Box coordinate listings
+ + + + + + +

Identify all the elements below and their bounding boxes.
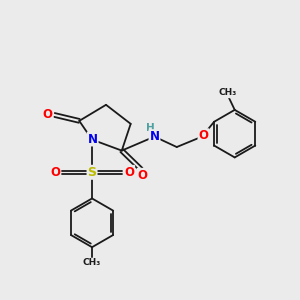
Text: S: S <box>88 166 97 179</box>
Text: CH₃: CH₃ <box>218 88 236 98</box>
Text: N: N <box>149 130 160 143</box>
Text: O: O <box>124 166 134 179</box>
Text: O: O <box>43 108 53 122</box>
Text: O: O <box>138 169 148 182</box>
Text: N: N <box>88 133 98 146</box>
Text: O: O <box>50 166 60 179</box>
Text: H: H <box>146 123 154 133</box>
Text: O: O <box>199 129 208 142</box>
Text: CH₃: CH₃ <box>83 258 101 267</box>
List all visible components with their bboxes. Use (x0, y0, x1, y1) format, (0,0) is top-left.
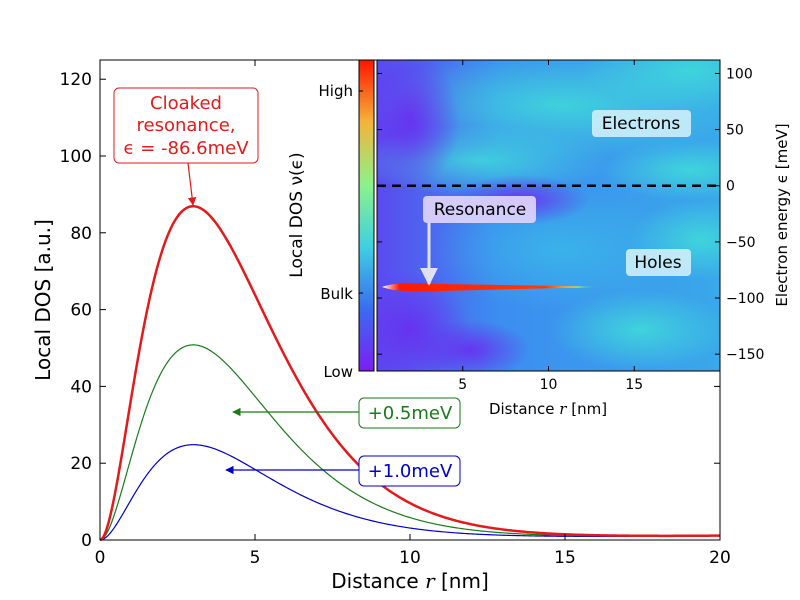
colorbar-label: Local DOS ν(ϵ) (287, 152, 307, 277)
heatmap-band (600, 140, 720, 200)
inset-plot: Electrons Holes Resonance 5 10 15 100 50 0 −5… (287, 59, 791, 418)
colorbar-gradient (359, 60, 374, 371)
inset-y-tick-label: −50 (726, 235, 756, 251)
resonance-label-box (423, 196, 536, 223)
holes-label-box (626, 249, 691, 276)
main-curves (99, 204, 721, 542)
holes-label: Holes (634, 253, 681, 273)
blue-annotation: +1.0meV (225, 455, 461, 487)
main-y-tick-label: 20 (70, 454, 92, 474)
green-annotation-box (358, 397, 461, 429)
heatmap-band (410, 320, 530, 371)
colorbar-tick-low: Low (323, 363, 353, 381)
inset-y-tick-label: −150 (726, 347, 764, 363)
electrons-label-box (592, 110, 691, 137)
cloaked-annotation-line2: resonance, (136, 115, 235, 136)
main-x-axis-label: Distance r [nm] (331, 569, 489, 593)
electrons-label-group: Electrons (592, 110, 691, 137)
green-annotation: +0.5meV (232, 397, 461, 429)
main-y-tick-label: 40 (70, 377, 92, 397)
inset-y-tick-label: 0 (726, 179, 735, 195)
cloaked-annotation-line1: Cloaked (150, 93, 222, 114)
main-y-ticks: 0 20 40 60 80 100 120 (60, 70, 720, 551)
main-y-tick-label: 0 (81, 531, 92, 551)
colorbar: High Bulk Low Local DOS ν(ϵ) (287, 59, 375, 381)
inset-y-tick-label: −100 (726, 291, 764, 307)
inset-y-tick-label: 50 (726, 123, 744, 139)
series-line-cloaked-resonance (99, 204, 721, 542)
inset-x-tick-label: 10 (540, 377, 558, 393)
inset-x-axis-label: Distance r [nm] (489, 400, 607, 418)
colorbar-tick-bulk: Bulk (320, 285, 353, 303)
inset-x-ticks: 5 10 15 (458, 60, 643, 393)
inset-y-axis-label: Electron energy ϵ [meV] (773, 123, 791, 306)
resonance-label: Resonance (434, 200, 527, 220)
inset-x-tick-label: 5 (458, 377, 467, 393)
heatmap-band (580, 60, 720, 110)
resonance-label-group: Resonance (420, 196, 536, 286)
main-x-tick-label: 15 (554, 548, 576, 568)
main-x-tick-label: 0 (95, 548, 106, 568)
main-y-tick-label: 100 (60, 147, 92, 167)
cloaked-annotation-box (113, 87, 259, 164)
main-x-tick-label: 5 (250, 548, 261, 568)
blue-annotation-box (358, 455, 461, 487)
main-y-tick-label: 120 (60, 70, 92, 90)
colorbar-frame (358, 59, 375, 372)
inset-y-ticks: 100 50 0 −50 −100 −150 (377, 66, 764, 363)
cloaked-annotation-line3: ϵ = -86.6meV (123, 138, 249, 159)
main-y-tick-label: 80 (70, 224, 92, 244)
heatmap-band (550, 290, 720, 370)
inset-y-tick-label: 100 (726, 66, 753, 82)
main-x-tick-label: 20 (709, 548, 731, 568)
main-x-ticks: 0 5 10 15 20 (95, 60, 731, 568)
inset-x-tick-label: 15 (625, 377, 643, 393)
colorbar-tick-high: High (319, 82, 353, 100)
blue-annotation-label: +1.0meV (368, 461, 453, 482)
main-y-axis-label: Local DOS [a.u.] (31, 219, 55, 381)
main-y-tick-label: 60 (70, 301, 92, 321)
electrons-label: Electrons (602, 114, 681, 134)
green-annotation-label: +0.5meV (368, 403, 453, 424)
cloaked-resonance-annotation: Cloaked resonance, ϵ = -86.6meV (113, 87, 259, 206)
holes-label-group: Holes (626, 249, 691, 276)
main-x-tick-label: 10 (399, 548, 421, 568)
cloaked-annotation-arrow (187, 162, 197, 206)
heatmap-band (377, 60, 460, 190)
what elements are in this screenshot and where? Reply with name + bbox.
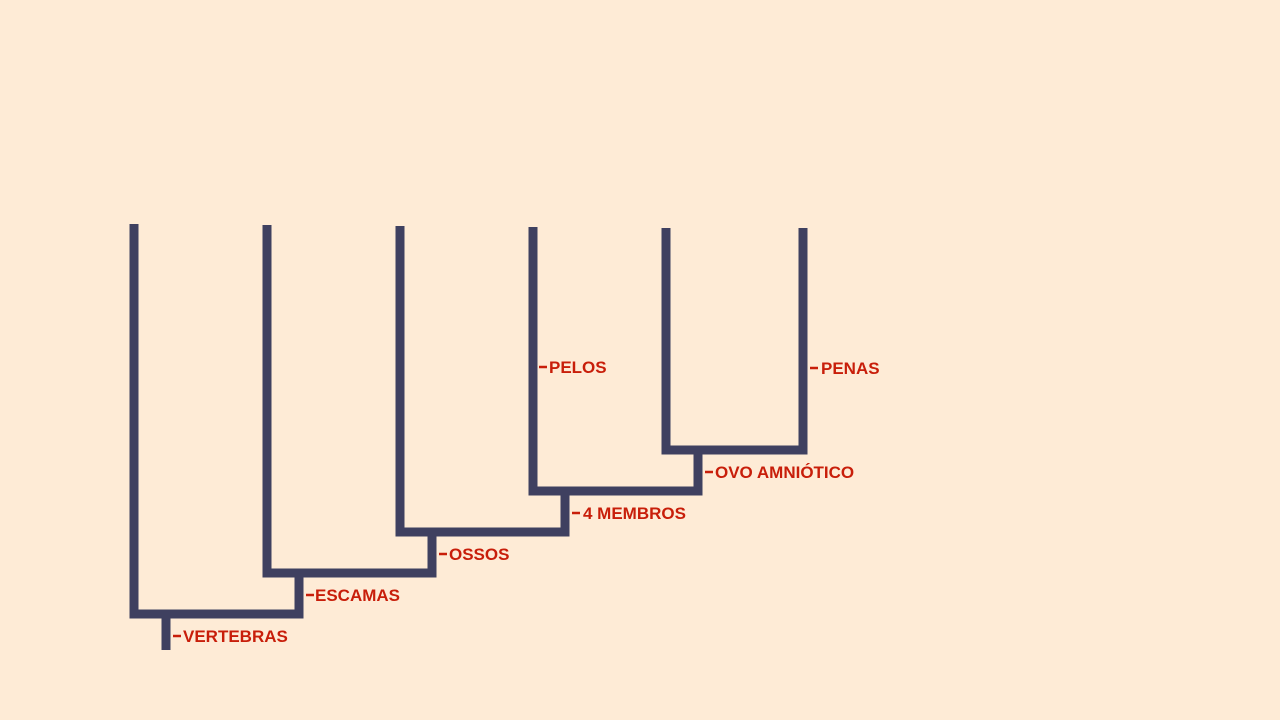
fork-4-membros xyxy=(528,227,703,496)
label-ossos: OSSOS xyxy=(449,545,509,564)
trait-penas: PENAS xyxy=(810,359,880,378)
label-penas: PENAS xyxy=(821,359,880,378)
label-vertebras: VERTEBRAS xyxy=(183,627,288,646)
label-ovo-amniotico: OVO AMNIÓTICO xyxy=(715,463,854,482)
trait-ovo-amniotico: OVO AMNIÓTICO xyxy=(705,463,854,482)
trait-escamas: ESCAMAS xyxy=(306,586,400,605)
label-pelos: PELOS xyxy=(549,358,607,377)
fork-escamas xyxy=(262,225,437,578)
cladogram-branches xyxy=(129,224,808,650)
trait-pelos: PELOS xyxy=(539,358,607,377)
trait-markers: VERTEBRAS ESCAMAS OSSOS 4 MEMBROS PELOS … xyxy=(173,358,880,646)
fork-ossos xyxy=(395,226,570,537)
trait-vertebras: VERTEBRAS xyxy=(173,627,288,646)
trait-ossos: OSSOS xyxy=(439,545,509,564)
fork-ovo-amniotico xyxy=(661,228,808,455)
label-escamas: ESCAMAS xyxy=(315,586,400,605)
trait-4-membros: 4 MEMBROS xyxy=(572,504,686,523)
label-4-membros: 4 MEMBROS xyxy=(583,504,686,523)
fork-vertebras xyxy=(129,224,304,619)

+ + + + + + +

Edit all the items above by replacing "inset-y-tick-label" with "inset-vertical-tick-label" and keep everything else the same. Leave the pictures out of your answer.

Identify all the elements below and their bounding boxes.
Text: S: S <box>88 166 97 179</box>
Text: CH₃: CH₃ <box>218 88 236 98</box>
Text: N: N <box>149 130 160 143</box>
Text: O: O <box>124 166 134 179</box>
Text: O: O <box>43 108 53 122</box>
Text: O: O <box>138 169 148 182</box>
Text: N: N <box>88 133 98 146</box>
Text: O: O <box>50 166 60 179</box>
Text: H: H <box>146 123 154 133</box>
Text: O: O <box>199 129 208 142</box>
Text: CH₃: CH₃ <box>83 258 101 267</box>
List all visible components with their bboxes. Use (x0, y0, x1, y1) format, (0,0) is top-left.
colorbar-label: Local DOS ν(ϵ) (287, 152, 307, 277)
heatmap-band (600, 140, 720, 200)
inset-plot: Electrons Holes Resonance 5 10 15 100 50 0 −5… (287, 59, 791, 418)
colorbar-gradient (359, 60, 374, 371)
inset-vertical-tick-label: −50 (726, 235, 756, 251)
resonance-label-box (423, 196, 536, 223)
holes-label-box (626, 249, 691, 276)
main-curves (99, 204, 721, 542)
holes-label: Holes (634, 253, 681, 273)
blue-annotation: +1.0meV (225, 455, 461, 487)
main-y-tick-label: 20 (70, 454, 92, 474)
green-annotation-box (358, 397, 461, 429)
heatmap-band (410, 320, 530, 371)
colorbar-tick-low: Low (323, 363, 353, 381)
inset-vertical-tick-label: −150 (726, 347, 764, 363)
electrons-label-box (592, 110, 691, 137)
cloaked-annotation-line2: resonance, (136, 115, 235, 136)
main-x-axis-label: Distance r [nm] (331, 569, 489, 593)
electrons-label-group: Electrons (592, 110, 691, 137)
green-annotation: +0.5meV (232, 397, 461, 429)
main-y-tick-label: 40 (70, 377, 92, 397)
inset-vertical-tick-label: 0 (726, 179, 735, 195)
cloaked-annotation-line1: Cloaked (150, 93, 222, 114)
main-y-ticks: 0 20 40 60 80 100 120 (60, 70, 720, 551)
main-y-tick-label: 0 (81, 531, 92, 551)
colorbar: High Bulk Low Local DOS ν(ϵ) (287, 59, 375, 381)
inset-vertical-tick-label: −100 (726, 291, 764, 307)
inset-vertical-tick-label: 50 (726, 123, 744, 139)
series-line-cloaked-resonance (99, 204, 721, 542)
inset-x-tick-label: 10 (540, 377, 558, 393)
inset-x-axis-label: Distance r [nm] (489, 400, 607, 418)
colorbar-tick-bulk: Bulk (320, 285, 353, 303)
inset-x-ticks: 5 10 15 (458, 60, 643, 393)
inset-y-axis-label: Electron energy ϵ [meV] (773, 123, 791, 306)
resonance-label: Resonance (434, 200, 527, 220)
inset-x-tick-label: 5 (458, 377, 467, 393)
heatmap-band (580, 60, 720, 110)
resonance-label-group: Resonance (420, 196, 536, 286)
main-x-tick-label: 15 (554, 548, 576, 568)
main-x-tick-label: 0 (95, 548, 106, 568)
main-y-tick-label: 100 (60, 147, 92, 167)
cloaked-annotation-box (113, 87, 259, 164)
main-x-tick-label: 5 (250, 548, 261, 568)
blue-annotation-box (358, 455, 461, 487)
main-y-tick-label: 120 (60, 70, 92, 90)
colorbar-frame (358, 59, 375, 372)
inset-y-ticks: 100 50 0 −50 −100 −150 (377, 66, 764, 363)
cloaked-annotation-line3: ϵ = -86.6meV (123, 138, 249, 159)
main-y-tick-label: 80 (70, 224, 92, 244)
heatmap-band (550, 290, 720, 370)
inset-vertical-tick-label: 100 (726, 66, 753, 82)
main-x-tick-label: 20 (709, 548, 731, 568)
main-x-ticks: 0 5 10 15 20 (95, 60, 731, 568)
inset-x-tick-label: 15 (625, 377, 643, 393)
colorbar-tick-high: High (319, 82, 353, 100)
blue-annotation-label: +1.0meV (368, 461, 453, 482)
main-y-axis-label: Local DOS [a.u.] (31, 219, 55, 381)
main-y-tick-label: 60 (70, 301, 92, 321)
electrons-label: Electrons (602, 114, 681, 134)
green-annotation-label: +0.5meV (368, 403, 453, 424)
cloaked-resonance-annotation: Cloaked resonance, ϵ = -86.6meV (113, 87, 259, 206)
holes-label-group: Holes (626, 249, 691, 276)
main-x-tick-label: 10 (399, 548, 421, 568)
cloaked-annotation-arrow (187, 162, 197, 206)
heatmap-band (377, 60, 460, 190)
what elements are in this screenshot and where? Reply with name + bbox.
fork-4-membros xyxy=(528,227,703,496)
label-ossos: OSSOS xyxy=(449,545,509,564)
trait-penas: PENAS xyxy=(810,359,880,378)
label-penas: PENAS xyxy=(821,359,880,378)
label-vertebras: VERTEBRAS xyxy=(183,627,288,646)
label-ovo-amniotico: OVO AMNIÓTICO xyxy=(715,463,854,482)
trait-ovo-amniotico: OVO AMNIÓTICO xyxy=(705,463,854,482)
trait-escamas: ESCAMAS xyxy=(306,586,400,605)
label-pelos: PELOS xyxy=(549,358,607,377)
fork-escamas xyxy=(262,225,437,578)
cladogram-branches xyxy=(129,224,808,650)
trait-pelos: PELOS xyxy=(539,358,607,377)
trait-markers: VERTEBRAS ESCAMAS OSSOS 4 MEMBROS PELOS … xyxy=(173,358,880,646)
fork-ossos xyxy=(395,226,570,537)
trait-vertebras: VERTEBRAS xyxy=(173,627,288,646)
trait-ossos: OSSOS xyxy=(439,545,509,564)
fork-ovo-amniotico xyxy=(661,228,808,455)
label-escamas: ESCAMAS xyxy=(315,586,400,605)
trait-4-membros: 4 MEMBROS xyxy=(572,504,686,523)
label-4-membros: 4 MEMBROS xyxy=(583,504,686,523)
fork-vertebras xyxy=(129,224,304,619)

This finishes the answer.